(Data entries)

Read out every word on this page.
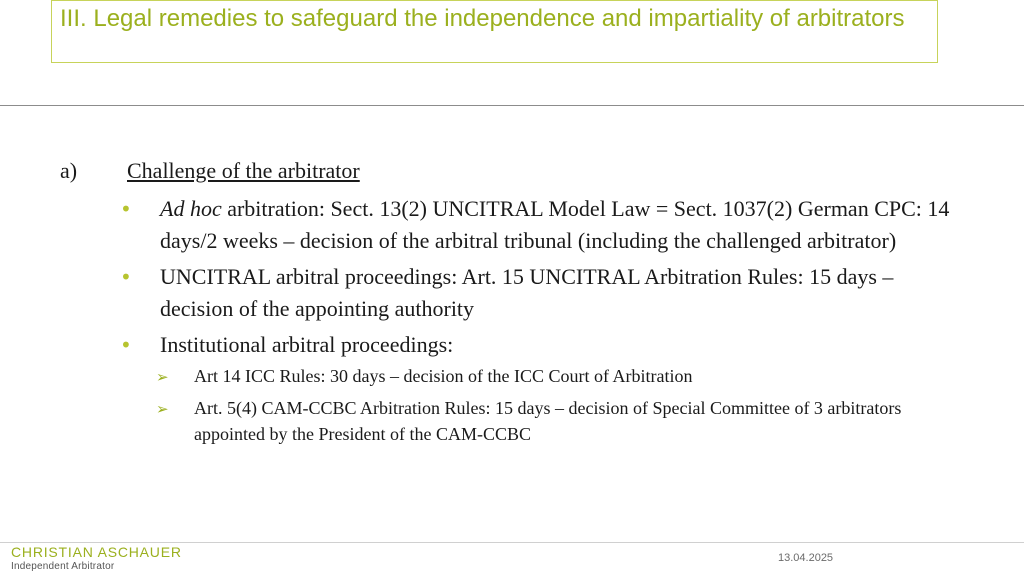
III. Legal remedies to safeguard the independence and impartiality of arbitrators
a) Challenge of the arbitrator
• Ad hoc arbitration: Sect. 13(2) UNCITRAL Model Law = Sect. 1037(2) German CPC: 14 days/2 weeks – decision of the arbitral tribunal (including the challenged arbitrator)
• UNCITRAL arbitral proceedings: Art. 15 UNCITRAL Arbitration Rules: 15 days – decision of the appointing authority
• Institutional arbitral proceedings:
➢ Art 14 ICC Rules: 30 days – decision of the ICC Court of Arbitration
➢ Art. 5(4) CAM-CCBC Arbitration Rules: 15 days – decision of Special Committee of 3 arbitrators appointed by the President of the CAM-CCBC
CHRISTIAN ASCHAUER
Independent Arbitrator
13.04.2025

TASK PROMPT: Write the records out again in full, exactly, and skip every picture.

COMPLETE OUTPUT:
Read out every word on this page.
III. Legal remedies to safeguard the independence and impartiality of arbitrators
a) Challenge of the arbitrator
• Ad hoc arbitration: Sect. 13(2) UNCITRAL Model Law = Sect. 1037(2) German CPC: 14 days/2 weeks – decision of the arbitral tribunal (including the challenged arbitrator)
• UNCITRAL arbitral proceedings: Art. 15 UNCITRAL Arbitration Rules: 15 days – decision of the appointing authority
• Institutional arbitral proceedings:
➢ Art 14 ICC Rules: 30 days – decision of the ICC Court of Arbitration
➢ Art. 5(4) CAM-CCBC Arbitration Rules: 15 days – decision of Special Committee of 3 arbitrators appointed by the President of the CAM-CCBC
CHRISTIAN ASCHAUER
Independent Arbitrator
13.04.2025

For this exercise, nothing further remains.